ITEMS:
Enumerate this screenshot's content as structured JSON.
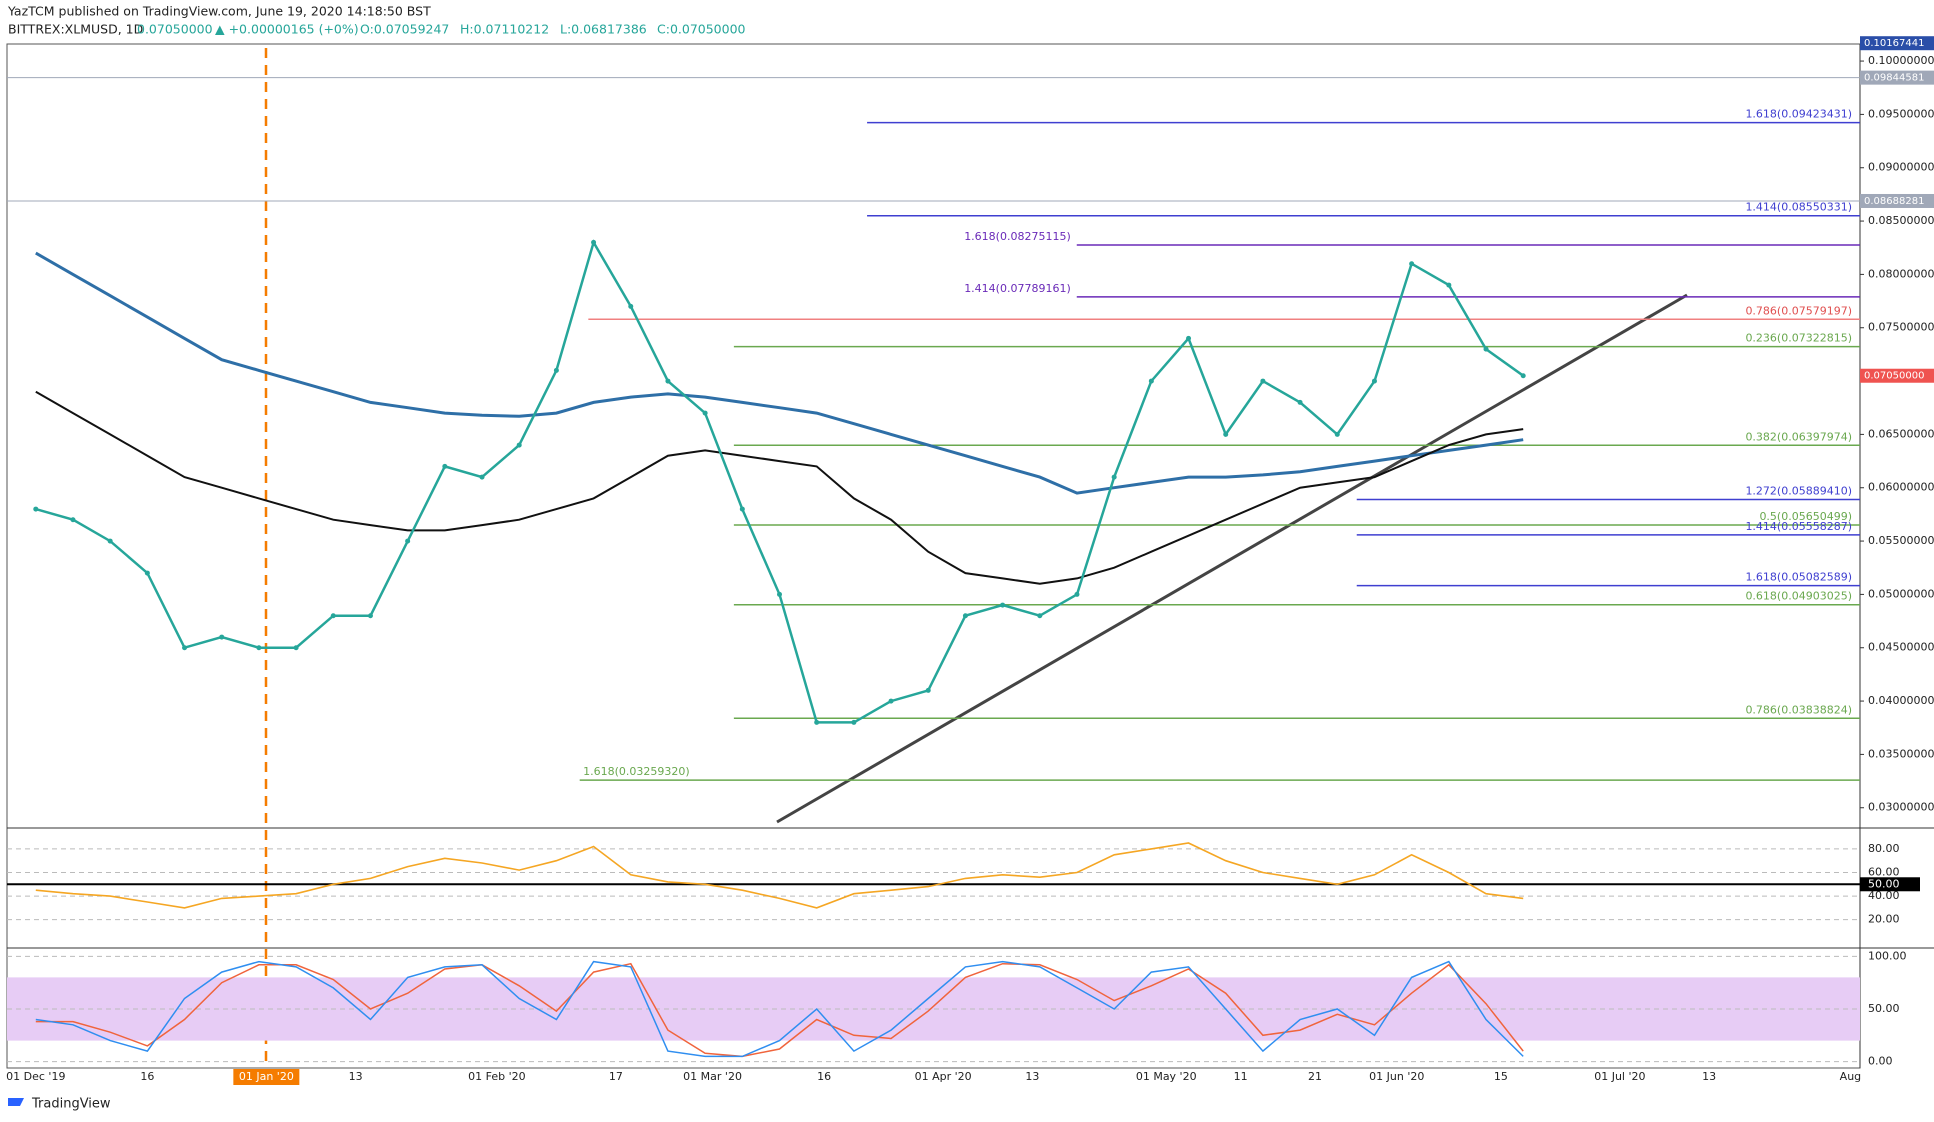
{
  "header": {
    "publisher": "YazTCM published on TradingView.com, June 19, 2020 14:18:50 BST",
    "symbol": "BITTREX:XLMUSD, 1D",
    "last": "0.07050000",
    "change": "▲ +0.00000165 (+0%)",
    "open": "O:0.07059247",
    "high": "H:0.07110212",
    "low": "L:0.06817386",
    "close": "C:0.07050000"
  },
  "x_labels": [
    "01 Dec '19",
    "16",
    "01 Jan '20",
    "13",
    "01 Feb '20",
    "17",
    "01 Mar '20",
    "16",
    "01 Apr '20",
    "13",
    "01 May '20",
    "11",
    "21",
    "01 Jun '20",
    "15",
    "01 Jul '20",
    "13",
    "Aug"
  ],
  "footer": {
    "brand": "TradingView"
  },
  "chart_data": [
    {
      "type": "line",
      "ylim": [
        0.0281,
        0.1016
      ],
      "yticks": [
        {
          "value": 0.1,
          "label": "0.10000000"
        },
        {
          "value": 0.095,
          "label": "0.09500000"
        },
        {
          "value": 0.09,
          "label": "0.09000000"
        },
        {
          "value": 0.085,
          "label": "0.08500000"
        },
        {
          "value": 0.08,
          "label": "0.08000000"
        },
        {
          "value": 0.075,
          "label": "0.07500000"
        },
        {
          "value": 0.065,
          "label": "0.06500000"
        },
        {
          "value": 0.06,
          "label": "0.06000000"
        },
        {
          "value": 0.055,
          "label": "0.05500000"
        },
        {
          "value": 0.05,
          "label": "0.05000000"
        },
        {
          "value": 0.045,
          "label": "0.04500000"
        },
        {
          "value": 0.04,
          "label": "0.04000000"
        },
        {
          "value": 0.035,
          "label": "0.03500000"
        },
        {
          "value": 0.03,
          "label": "0.03000000"
        }
      ],
      "series": [
        {
          "color": "#26a69a",
          "values": [
            0.058,
            0.057,
            0.055,
            0.052,
            0.045,
            0.046,
            0.045,
            0.045,
            0.048,
            0.048,
            0.055,
            0.062,
            0.061,
            0.064,
            0.071,
            0.083,
            0.077,
            0.07,
            0.067,
            0.058,
            0.05,
            0.038,
            0.038,
            0.04,
            0.041,
            0.048,
            0.049,
            0.048,
            0.05,
            0.061,
            0.07,
            0.074,
            0.065,
            0.07,
            0.068,
            0.065,
            0.07,
            0.081,
            0.079,
            0.073,
            0.0705
          ]
        },
        {
          "color": "#2e6fa7",
          "values": [
            0.082,
            0.08,
            0.078,
            0.076,
            0.074,
            0.072,
            0.071,
            0.07,
            0.069,
            0.068,
            0.0675,
            0.067,
            0.0668,
            0.0667,
            0.067,
            0.068,
            0.0685,
            0.0688,
            0.0685,
            0.068,
            0.0675,
            0.067,
            0.066,
            0.065,
            0.064,
            0.063,
            0.062,
            0.061,
            0.0595,
            0.06,
            0.0605,
            0.061,
            0.061,
            0.0612,
            0.0615,
            0.062,
            0.0625,
            0.063,
            0.0635,
            0.064,
            0.0645
          ]
        },
        {
          "color": "#111111",
          "values": [
            0.069,
            0.067,
            0.065,
            0.063,
            0.061,
            0.06,
            0.059,
            0.058,
            0.057,
            0.0565,
            0.056,
            0.056,
            0.0565,
            0.057,
            0.058,
            0.059,
            0.061,
            0.063,
            0.0635,
            0.063,
            0.0625,
            0.062,
            0.059,
            0.057,
            0.054,
            0.052,
            0.0515,
            0.051,
            0.0515,
            0.0525,
            0.054,
            0.0555,
            0.057,
            0.0585,
            0.06,
            0.0605,
            0.061,
            0.0625,
            0.064,
            0.065,
            0.0655
          ]
        }
      ],
      "levels": [
        {
          "label": "1.618(0.09423431)",
          "value": 0.09423431,
          "color": "#3f3fd0"
        },
        {
          "label": "1.414(0.08550331)",
          "value": 0.08550331,
          "color": "#3f3fd0"
        },
        {
          "label": "1.618(0.08275115)",
          "value": 0.08275115,
          "color": "#6a2ab8"
        },
        {
          "label": "1.414(0.07789161)",
          "value": 0.07789161,
          "color": "#6a2ab8"
        },
        {
          "label": "0.786(0.07579197)",
          "value": 0.07579197,
          "color": "#f08080"
        },
        {
          "label": "0.236(0.07322815)",
          "value": 0.07322815,
          "color": "#6aa84f"
        },
        {
          "label": "0.382(0.06397974)",
          "value": 0.06397974,
          "color": "#6aa84f"
        },
        {
          "label": "1.272(0.05889410)",
          "value": 0.0588941,
          "color": "#3f3fd0"
        },
        {
          "label": "0.5(0.05650499)",
          "value": 0.05650499,
          "color": "#6aa84f"
        },
        {
          "label": "1.414(0.05558287)",
          "value": 0.05558287,
          "color": "#3f3fd0"
        },
        {
          "label": "1.618(0.05082589)",
          "value": 0.05082589,
          "color": "#3f3fd0"
        },
        {
          "label": "0.618(0.04903025)",
          "value": 0.04903025,
          "color": "#6aa84f"
        },
        {
          "label": "0.786(0.03838824)",
          "value": 0.03838824,
          "color": "#6aa84f"
        },
        {
          "label": "1.618(0.03259320)",
          "value": 0.0325932,
          "color": "#6aa84f"
        }
      ],
      "price_tags": [
        {
          "label": "0.10167441",
          "value": 0.10167441,
          "color": "#2a4ea8"
        },
        {
          "label": "0.09844581",
          "value": 0.09844581,
          "color": "#a0a8b8"
        },
        {
          "label": "0.08688281",
          "value": 0.08688281,
          "color": "#a0a8b8"
        },
        {
          "label": "0.07050000",
          "value": 0.0705,
          "color": "#ef5350"
        }
      ]
    },
    {
      "type": "line",
      "ylim": [
        -4,
        96
      ],
      "yticks": [
        {
          "value": 80,
          "label": "80.00"
        },
        {
          "value": 60,
          "label": "60.00"
        },
        {
          "value": 50,
          "label": "50.00"
        },
        {
          "value": 40,
          "label": "40.00"
        },
        {
          "value": 20,
          "label": "20.00"
        }
      ],
      "series": [
        {
          "color": "#f5a623",
          "values": [
            45,
            42,
            40,
            35,
            30,
            38,
            40,
            42,
            50,
            55,
            65,
            72,
            68,
            62,
            70,
            82,
            58,
            52,
            50,
            45,
            38,
            30,
            42,
            45,
            48,
            55,
            58,
            56,
            60,
            75,
            80,
            85,
            70,
            60,
            55,
            50,
            58,
            75,
            60,
            42,
            38
          ]
        }
      ]
    },
    {
      "type": "line",
      "ylim": [
        -6,
        106
      ],
      "yticks": [
        {
          "value": 100,
          "label": "100.00"
        },
        {
          "value": 50,
          "label": "50.00"
        },
        {
          "value": 0,
          "label": "0.00"
        }
      ],
      "band": [
        20,
        80
      ],
      "series": [
        {
          "color": "#2f8ef0",
          "values": [
            40,
            35,
            20,
            10,
            60,
            85,
            95,
            90,
            70,
            40,
            80,
            90,
            92,
            60,
            40,
            95,
            90,
            10,
            5,
            5,
            20,
            50,
            10,
            30,
            60,
            90,
            95,
            90,
            70,
            50,
            85,
            90,
            50,
            10,
            40,
            50,
            25,
            80,
            95,
            40,
            5
          ]
        },
        {
          "color": "#f0643c",
          "values": [
            38,
            38,
            28,
            15,
            40,
            75,
            92,
            92,
            78,
            50,
            65,
            88,
            92,
            72,
            48,
            85,
            93,
            30,
            8,
            5,
            12,
            40,
            25,
            22,
            48,
            80,
            93,
            92,
            78,
            58,
            72,
            88,
            65,
            25,
            30,
            45,
            35,
            65,
            92,
            55,
            10
          ]
        }
      ]
    }
  ]
}
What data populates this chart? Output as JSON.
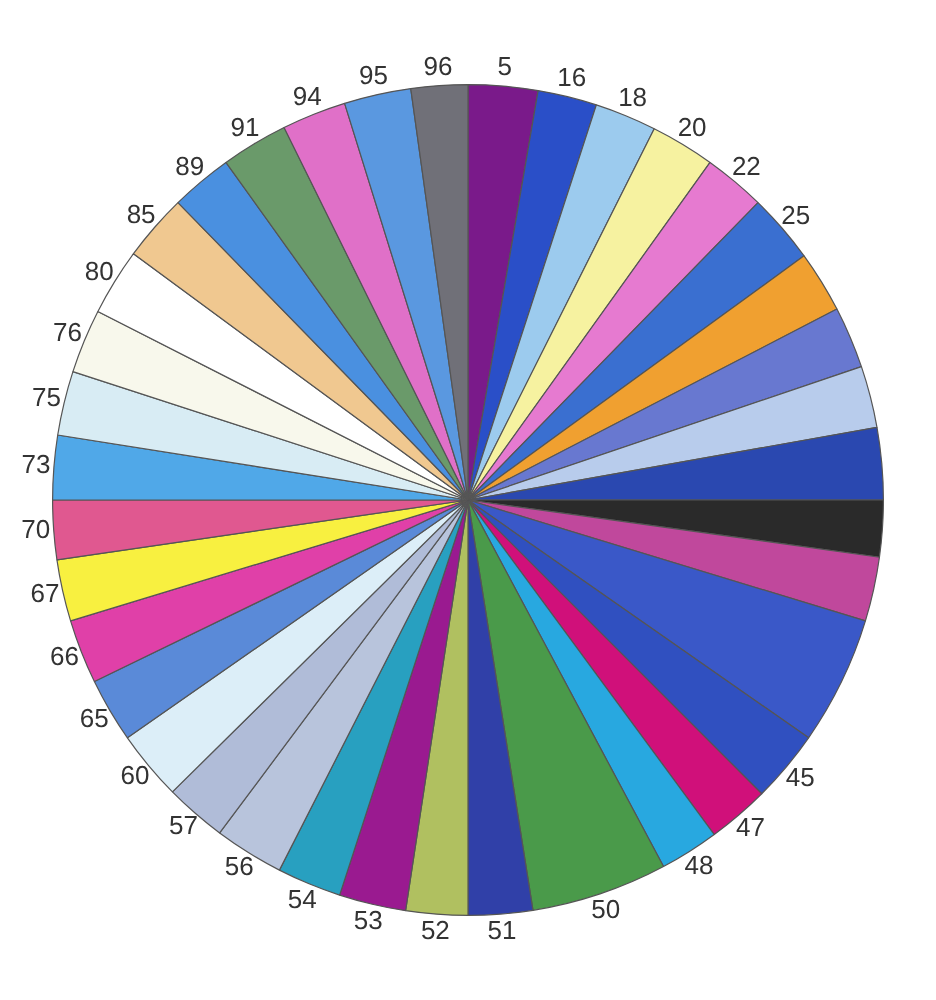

AIM OF THE TASK:
Pictures are to be left out; repeat all the remaining data exactly.

WRITTEN SOLUTION:
Enumerate this screenshot's content as structured JSON.
{
  "header": {
    "publisher": "YazTCM published on TradingView.com, June 19, 2020 14:18:50 BST",
    "symbol": "BITTREX:XLMUSD, 1D",
    "last": "0.07050000",
    "change": "▲ +0.00000165 (+0%)",
    "open": "O:0.07059247",
    "high": "H:0.07110212",
    "low": "L:0.06817386",
    "close": "C:0.07050000"
  },
  "x_labels": [
    "01 Dec '19",
    "16",
    "01 Jan '20",
    "13",
    "01 Feb '20",
    "17",
    "01 Mar '20",
    "16",
    "01 Apr '20",
    "13",
    "01 May '20",
    "11",
    "21",
    "01 Jun '20",
    "15",
    "01 Jul '20",
    "13",
    "Aug"
  ],
  "footer": {
    "brand": "TradingView"
  },
  "chart_data": [
    {
      "type": "line",
      "ylim": [
        0.0281,
        0.1016
      ],
      "yticks": [
        {
          "value": 0.1,
          "label": "0.10000000"
        },
        {
          "value": 0.095,
          "label": "0.09500000"
        },
        {
          "value": 0.09,
          "label": "0.09000000"
        },
        {
          "value": 0.085,
          "label": "0.08500000"
        },
        {
          "value": 0.08,
          "label": "0.08000000"
        },
        {
          "value": 0.075,
          "label": "0.07500000"
        },
        {
          "value": 0.065,
          "label": "0.06500000"
        },
        {
          "value": 0.06,
          "label": "0.06000000"
        },
        {
          "value": 0.055,
          "label": "0.05500000"
        },
        {
          "value": 0.05,
          "label": "0.05000000"
        },
        {
          "value": 0.045,
          "label": "0.04500000"
        },
        {
          "value": 0.04,
          "label": "0.04000000"
        },
        {
          "value": 0.035,
          "label": "0.03500000"
        },
        {
          "value": 0.03,
          "label": "0.03000000"
        }
      ],
      "series": [
        {
          "color": "#26a69a",
          "values": [
            0.058,
            0.057,
            0.055,
            0.052,
            0.045,
            0.046,
            0.045,
            0.045,
            0.048,
            0.048,
            0.055,
            0.062,
            0.061,
            0.064,
            0.071,
            0.083,
            0.077,
            0.07,
            0.067,
            0.058,
            0.05,
            0.038,
            0.038,
            0.04,
            0.041,
            0.048,
            0.049,
            0.048,
            0.05,
            0.061,
            0.07,
            0.074,
            0.065,
            0.07,
            0.068,
            0.065,
            0.07,
            0.081,
            0.079,
            0.073,
            0.0705
          ]
        },
        {
          "color": "#2e6fa7",
          "values": [
            0.082,
            0.08,
            0.078,
            0.076,
            0.074,
            0.072,
            0.071,
            0.07,
            0.069,
            0.068,
            0.0675,
            0.067,
            0.0668,
            0.0667,
            0.067,
            0.068,
            0.0685,
            0.0688,
            0.0685,
            0.068,
            0.0675,
            0.067,
            0.066,
            0.065,
            0.064,
            0.063,
            0.062,
            0.061,
            0.0595,
            0.06,
            0.0605,
            0.061,
            0.061,
            0.0612,
            0.0615,
            0.062,
            0.0625,
            0.063,
            0.0635,
            0.064,
            0.0645
          ]
        },
        {
          "color": "#111111",
          "values": [
            0.069,
            0.067,
            0.065,
            0.063,
            0.061,
            0.06,
            0.059,
            0.058,
            0.057,
            0.0565,
            0.056,
            0.056,
            0.0565,
            0.057,
            0.058,
            0.059,
            0.061,
            0.063,
            0.0635,
            0.063,
            0.0625,
            0.062,
            0.059,
            0.057,
            0.054,
            0.052,
            0.0515,
            0.051,
            0.0515,
            0.0525,
            0.054,
            0.0555,
            0.057,
            0.0585,
            0.06,
            0.0605,
            0.061,
            0.0625,
            0.064,
            0.065,
            0.0655
          ]
        }
      ],
      "levels": [
        {
          "label": "1.618(0.09423431)",
          "value": 0.09423431,
          "color": "#3f3fd0"
        },
        {
          "label": "1.414(0.08550331)",
          "value": 0.08550331,
          "color": "#3f3fd0"
        },
        {
          "label": "1.618(0.08275115)",
          "value": 0.08275115,
          "color": "#6a2ab8"
        },
        {
          "label": "1.414(0.07789161)",
          "value": 0.07789161,
          "color": "#6a2ab8"
        },
        {
          "label": "0.786(0.07579197)",
          "value": 0.07579197,
          "color": "#f08080"
        },
        {
          "label": "0.236(0.07322815)",
          "value": 0.07322815,
          "color": "#6aa84f"
        },
        {
          "label": "0.382(0.06397974)",
          "value": 0.06397974,
          "color": "#6aa84f"
        },
        {
          "label": "1.272(0.05889410)",
          "value": 0.0588941,
          "color": "#3f3fd0"
        },
        {
          "label": "0.5(0.05650499)",
          "value": 0.05650499,
          "color": "#6aa84f"
        },
        {
          "label": "1.414(0.05558287)",
          "value": 0.05558287,
          "color": "#3f3fd0"
        },
        {
          "label": "1.618(0.05082589)",
          "value": 0.05082589,
          "color": "#3f3fd0"
        },
        {
          "label": "0.618(0.04903025)",
          "value": 0.04903025,
          "color": "#6aa84f"
        },
        {
          "label": "0.786(0.03838824)",
          "value": 0.03838824,
          "color": "#6aa84f"
        },
        {
          "label": "1.618(0.03259320)",
          "value": 0.0325932,
          "color": "#6aa84f"
        }
      ],
      "price_tags": [
        {
          "label": "0.10167441",
          "value": 0.10167441,
          "color": "#2a4ea8"
        },
        {
          "label": "0.09844581",
          "value": 0.09844581,
          "color": "#a0a8b8"
        },
        {
          "label": "0.08688281",
          "value": 0.08688281,
          "color": "#a0a8b8"
        },
        {
          "label": "0.07050000",
          "value": 0.0705,
          "color": "#ef5350"
        }
      ]
    },
    {
      "type": "line",
      "ylim": [
        -4,
        96
      ],
      "yticks": [
        {
          "value": 80,
          "label": "80.00"
        },
        {
          "value": 60,
          "label": "60.00"
        },
        {
          "value": 50,
          "label": "50.00"
        },
        {
          "value": 40,
          "label": "40.00"
        },
        {
          "value": 20,
          "label": "20.00"
        }
      ],
      "series": [
        {
          "color": "#f5a623",
          "values": [
            45,
            42,
            40,
            35,
            30,
            38,
            40,
            42,
            50,
            55,
            65,
            72,
            68,
            62,
            70,
            82,
            58,
            52,
            50,
            45,
            38,
            30,
            42,
            45,
            48,
            55,
            58,
            56,
            60,
            75,
            80,
            85,
            70,
            60,
            55,
            50,
            58,
            75,
            60,
            42,
            38
          ]
        }
      ]
    },
    {
      "type": "line",
      "ylim": [
        -6,
        106
      ],
      "yticks": [
        {
          "value": 100,
          "label": "100.00"
        },
        {
          "value": 50,
          "label": "50.00"
        },
        {
          "value": 0,
          "label": "0.00"
        }
      ],
      "band": [
        20,
        80
      ],
      "series": [
        {
          "color": "#2f8ef0",
          "values": [
            40,
            35,
            20,
            10,
            60,
            85,
            95,
            90,
            70,
            40,
            80,
            90,
            92,
            60,
            40,
            95,
            90,
            10,
            5,
            5,
            20,
            50,
            10,
            30,
            60,
            90,
            95,
            90,
            70,
            50,
            85,
            90,
            50,
            10,
            40,
            50,
            25,
            80,
            95,
            40,
            5
          ]
        },
        {
          "color": "#f0643c",
          "values": [
            38,
            38,
            28,
            15,
            40,
            75,
            92,
            92,
            78,
            50,
            65,
            88,
            92,
            72,
            48,
            85,
            93,
            30,
            8,
            5,
            12,
            40,
            25,
            22,
            48,
            80,
            93,
            92,
            78,
            58,
            72,
            88,
            65,
            25,
            30,
            45,
            35,
            65,
            92,
            55,
            10
          ]
        }
      ]
    }
  ]
}
What data populates this chart? Output as JSON.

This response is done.